— Start QUOTED PASSAGE —
If he is to go then he is determined to go with a fight and his spirit is a long way from being broken.

"My health under the circumstances is good," said Jol with a cheeky nudge, a wink and a glint in his eye.

"I'm still here. I'm sleeping a little less but my wife is supportive.

"If I stay up longer, she gets to stay up with me. There are always advantages, even when we're having problems!"

Amid rumours of crisis talks the Dutchman insisted he had not been summoned to speak to chairman Daniel Levy since Monday's 3-1 defeat at Newcastle, before pausing to add: "That is probably more worrying!"

The smile vanished from his face as Jol admitted the performance at St James' Park was his team's worst of the season.

He pointed to more defensive mistakes and claimed that was the main reason why a team with Champions League ambitions have found themselves in the bottom three.
— End QUOTED PASSAGE —
— Start DATASET ENTRIES —
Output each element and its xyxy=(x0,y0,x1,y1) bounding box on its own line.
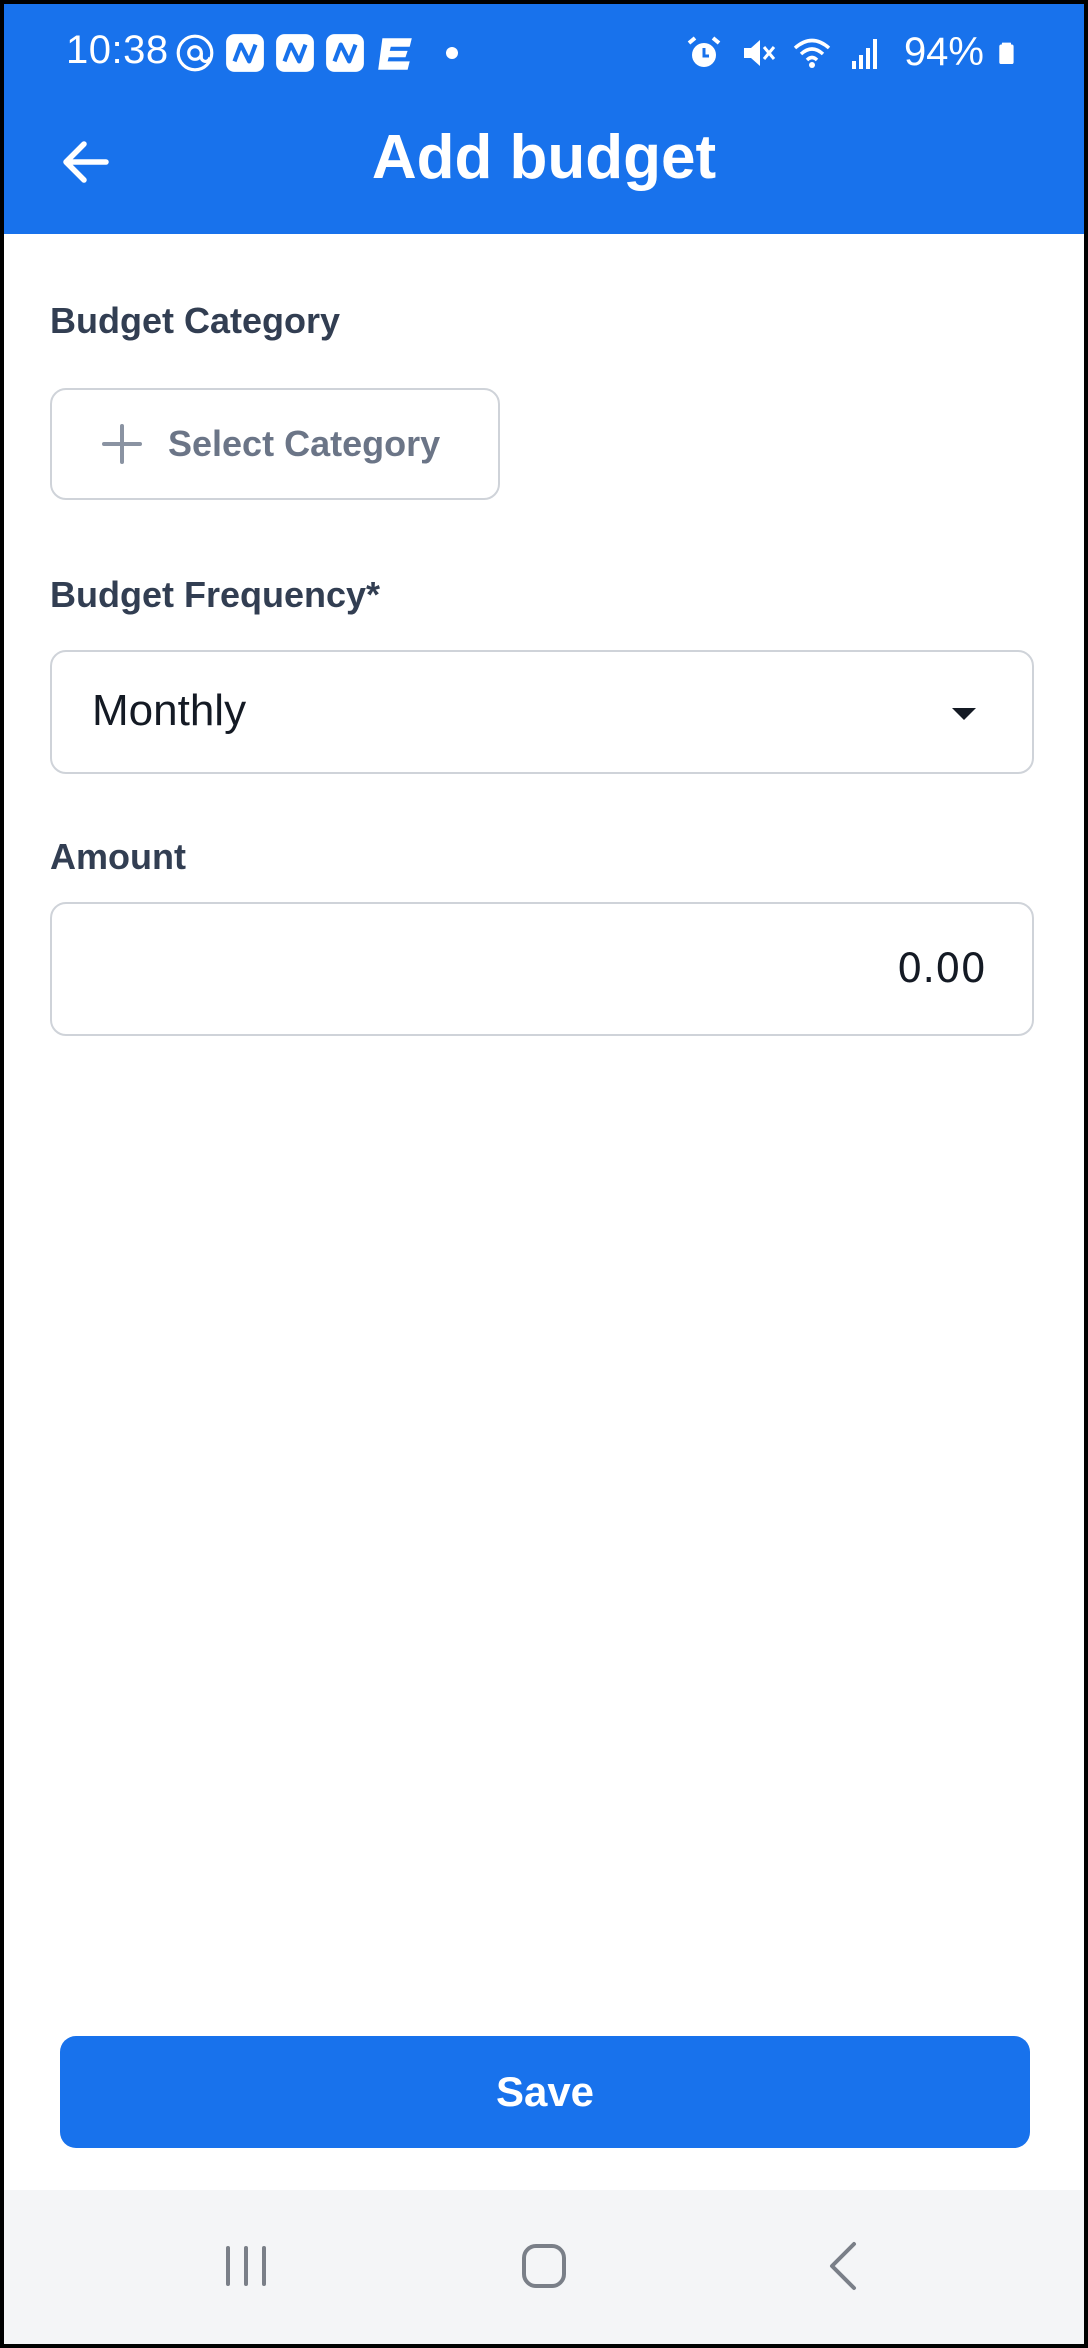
amount-label: Amount xyxy=(50,836,186,877)
app-n-icon xyxy=(326,34,364,72)
wifi-icon xyxy=(793,38,831,68)
save-button[interactable]: Save xyxy=(60,2036,1030,2148)
status-time: 10:38 xyxy=(66,28,169,72)
budget-category-label: Budget Category xyxy=(50,300,341,341)
page-title: Add budget xyxy=(371,123,717,192)
recent-apps-icon[interactable] xyxy=(214,2234,278,2298)
plus-icon xyxy=(102,424,142,464)
app-e-icon xyxy=(378,38,412,70)
status-bar: 10:38 94% xyxy=(4,4,1084,104)
phone-screen: 10:38 94% Add budget Budget Category Sel… xyxy=(4,4,1084,2344)
back-nav-icon[interactable] xyxy=(812,2234,876,2298)
home-icon[interactable] xyxy=(512,2234,576,2298)
amount-input[interactable] xyxy=(50,902,1034,1036)
signal-icon xyxy=(851,38,877,69)
header: 10:38 94% Add budget xyxy=(4,4,1084,234)
select-category-button[interactable]: Select Category xyxy=(50,388,500,500)
caret-down-icon xyxy=(952,708,976,720)
notification-dot-icon xyxy=(446,47,458,59)
battery-percent: 94% xyxy=(903,30,984,74)
app-n-icon xyxy=(276,34,314,72)
threads-icon xyxy=(176,34,214,72)
budget-frequency-label: Budget Frequency* xyxy=(50,574,381,615)
frequency-dropdown[interactable]: Monthly xyxy=(50,650,1034,774)
alarm-icon xyxy=(687,35,721,67)
frequency-selected-value: Monthly xyxy=(92,686,247,735)
battery-icon xyxy=(999,42,1014,64)
system-nav-bar xyxy=(4,2190,1084,2344)
select-category-label: Select Category xyxy=(168,423,441,464)
app-bar: Add budget xyxy=(4,104,1084,234)
app-n-icon xyxy=(226,34,264,72)
notification-icons xyxy=(174,32,458,74)
system-icons: 94% xyxy=(684,30,1024,75)
mute-icon xyxy=(743,39,776,66)
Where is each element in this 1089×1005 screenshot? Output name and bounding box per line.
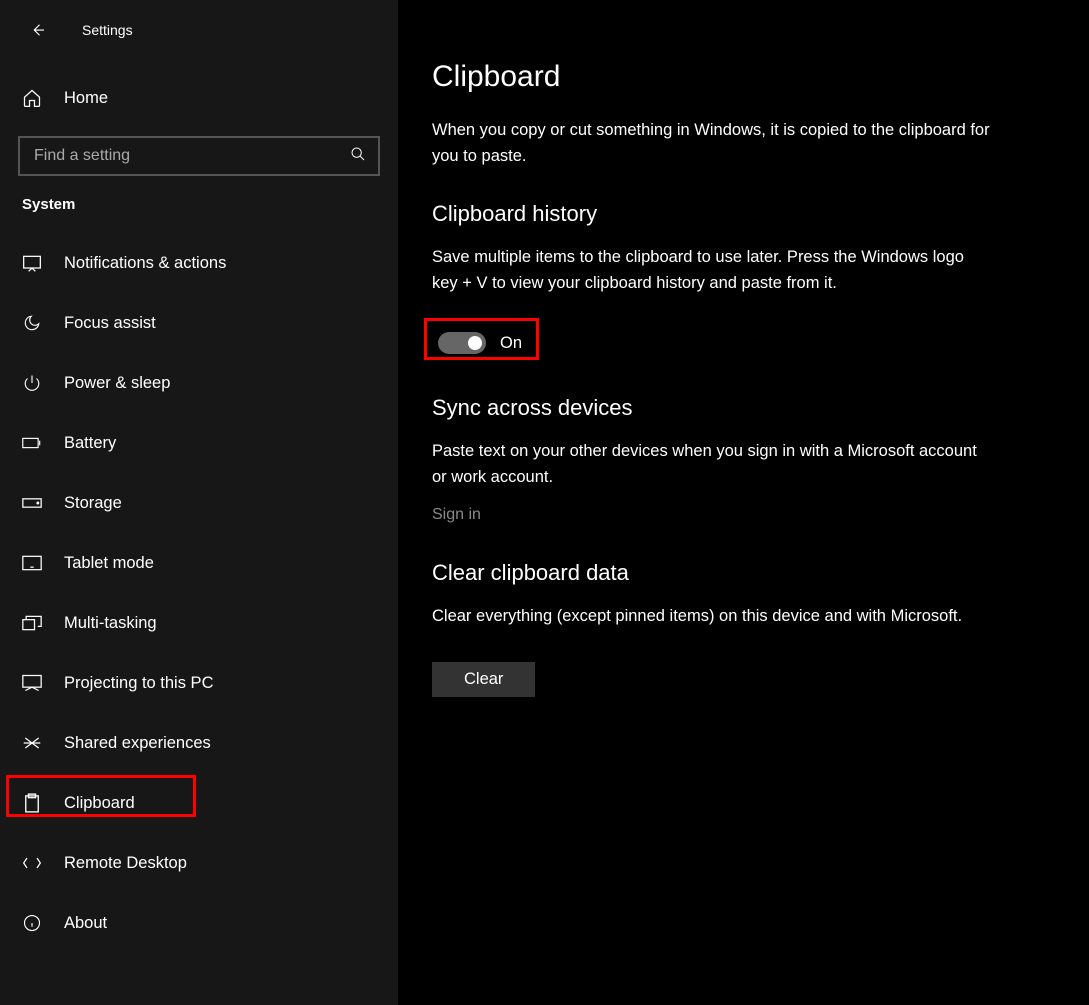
back-button[interactable] — [26, 18, 50, 42]
sidebar-item-projecting[interactable]: Projecting to this PC — [0, 653, 398, 713]
page-intro: When you copy or cut something in Window… — [432, 118, 992, 169]
sidebar-item-focus-assist[interactable]: Focus assist — [0, 293, 398, 353]
search-container — [18, 136, 380, 176]
remote-icon — [22, 853, 42, 873]
search-input[interactable] — [34, 147, 350, 165]
arrow-left-icon — [29, 21, 47, 39]
sidebar-item-label: Multi-tasking — [64, 614, 157, 633]
sign-in-link[interactable]: Sign in — [432, 506, 481, 524]
header-row: Settings — [0, 8, 398, 52]
sidebar-item-power-sleep[interactable]: Power & sleep — [0, 353, 398, 413]
section-description: Save multiple items to the clipboard to … — [432, 245, 992, 296]
clipboard-history-toggle[interactable] — [438, 332, 486, 354]
section-label: System — [0, 196, 398, 213]
sidebar-item-about[interactable]: About — [0, 893, 398, 953]
sidebar-item-label: Remote Desktop — [64, 854, 187, 873]
toggle-state-label: On — [500, 334, 522, 353]
clear-button[interactable]: Clear — [432, 662, 535, 697]
sidebar-item-shared-experiences[interactable]: Shared experiences — [0, 713, 398, 773]
battery-icon — [22, 433, 42, 453]
about-icon — [22, 913, 42, 933]
storage-icon — [22, 493, 42, 513]
section-clipboard-history: Clipboard history Save multiple items to… — [432, 201, 1049, 359]
sidebar-item-tablet-mode[interactable]: Tablet mode — [0, 533, 398, 593]
sidebar-item-label: Power & sleep — [64, 374, 170, 393]
nav-list: Notifications & actions Focus assist Pow… — [0, 233, 398, 953]
sidebar-item-label: Storage — [64, 494, 122, 513]
sidebar-item-label: Focus assist — [64, 314, 156, 333]
multitask-icon — [22, 613, 42, 633]
sidebar-item-remote-desktop[interactable]: Remote Desktop — [0, 833, 398, 893]
notifications-icon — [22, 253, 42, 273]
search-box[interactable] — [18, 136, 380, 176]
moon-icon — [22, 313, 42, 333]
sidebar-item-label: Notifications & actions — [64, 254, 226, 273]
shared-icon — [22, 733, 42, 753]
sidebar-item-label: Battery — [64, 434, 116, 453]
sidebar-item-clipboard[interactable]: Clipboard — [0, 773, 398, 833]
sidebar-item-label: Clipboard — [64, 794, 135, 813]
section-description: Clear everything (except pinned items) o… — [432, 604, 992, 630]
search-icon — [350, 146, 366, 167]
sidebar-item-label: Shared experiences — [64, 734, 211, 753]
page-title: Clipboard — [432, 60, 1049, 94]
power-icon — [22, 373, 42, 393]
sidebar-item-notifications[interactable]: Notifications & actions — [0, 233, 398, 293]
project-icon — [22, 673, 42, 693]
section-clear-clipboard: Clear clipboard data Clear everything (e… — [432, 560, 1049, 697]
sidebar: Settings Home System Notifications & act… — [0, 0, 398, 1005]
sidebar-item-label: Tablet mode — [64, 554, 154, 573]
tablet-icon — [22, 553, 42, 573]
section-description: Paste text on your other devices when yo… — [432, 439, 992, 490]
sidebar-item-multitasking[interactable]: Multi-tasking — [0, 593, 398, 653]
sidebar-item-label: About — [64, 914, 107, 933]
section-sync-devices: Sync across devices Paste text on your o… — [432, 395, 1049, 524]
home-label: Home — [64, 89, 108, 108]
section-heading: Clipboard history — [432, 201, 1049, 227]
section-heading: Clear clipboard data — [432, 560, 1049, 586]
sidebar-item-battery[interactable]: Battery — [0, 413, 398, 473]
sidebar-item-storage[interactable]: Storage — [0, 473, 398, 533]
clipboard-icon — [22, 793, 42, 813]
home-icon — [22, 88, 42, 108]
toggle-row: On — [432, 328, 528, 358]
main-content: Clipboard When you copy or cut something… — [398, 0, 1089, 1005]
app-title: Settings — [82, 22, 133, 38]
home-nav[interactable]: Home — [0, 72, 398, 124]
section-heading: Sync across devices — [432, 395, 1049, 421]
sidebar-item-label: Projecting to this PC — [64, 674, 213, 693]
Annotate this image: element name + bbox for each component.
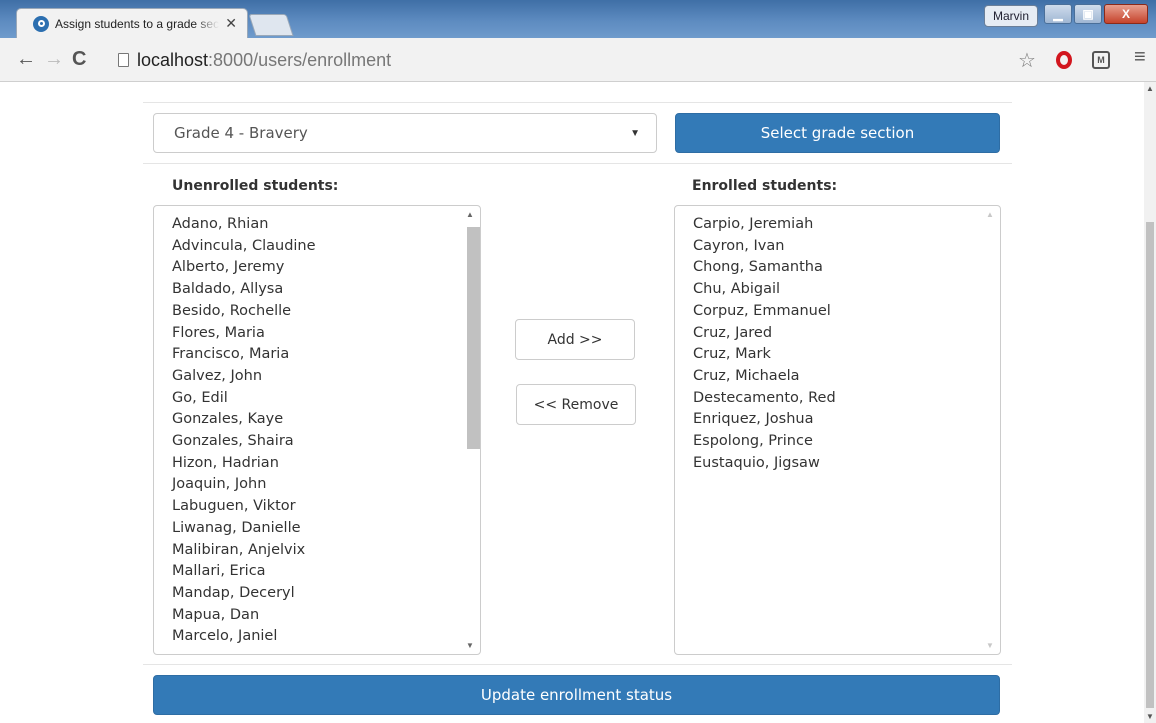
— End DATASET ENTRIES —
§ TO DO:
• a. Answer these questions from the report on Jol:
(i) What was the score of Monday's defeat at Newcastle?
(ii) Who is the chairman Jol said he had not been called to speak with?
(iii) What did Jol say was the main reason his team is in the bottom three?
• b. Carry on the report on Jol from its last sentence.

§ RESPONSES IN ORDER:
• a.
(i) 3-1
(ii) Daniel Levy
(iii) More defensive mistakes

• b.
Jol said: "I was trying to analyse it and it's not an easy place to go. We've conceded more goals than almost any other team in the League and it is avoidable.

"I can be angry but we know the answers. It's a question of being at the end of corners, free-kicks around the box, crosses, block the shots.

"Some 70 or 80 per cent of the goals we give away are from set plays, even throw-ins.

"If Michael Dawson and Younes Kaboul are letting free headers in, you have to educate them.

"Other teams play like that but come out with a result. But if you concede goals like the first two then it's impossible to come out with a result at a place like Newcastle."

He then took a swipe at former Spurs skipper turned Setanta TV pundit Tim Sherwood, who claimed the manager was not working hard enough on the training ground to resolve the faults.

Jol fumed: "I do more on the training pitch on set-plays than any other club because I've got to do more.

"But still it's about physical presence and mental toughness. If he said that, it was a misjudgment. It's not all about me."

Jol dismissed Dimitar Berbatov's touchline sulk, insisting it was "not an issue" and is expected to recall the Bulgarian centre forward for tonight's UEFA Cup game against Getafe.

We're that far from being any good: Like his boss, Berbatov is all smiles

"I never talk about the team but Berbatov starts 95 per cent of the games," he said.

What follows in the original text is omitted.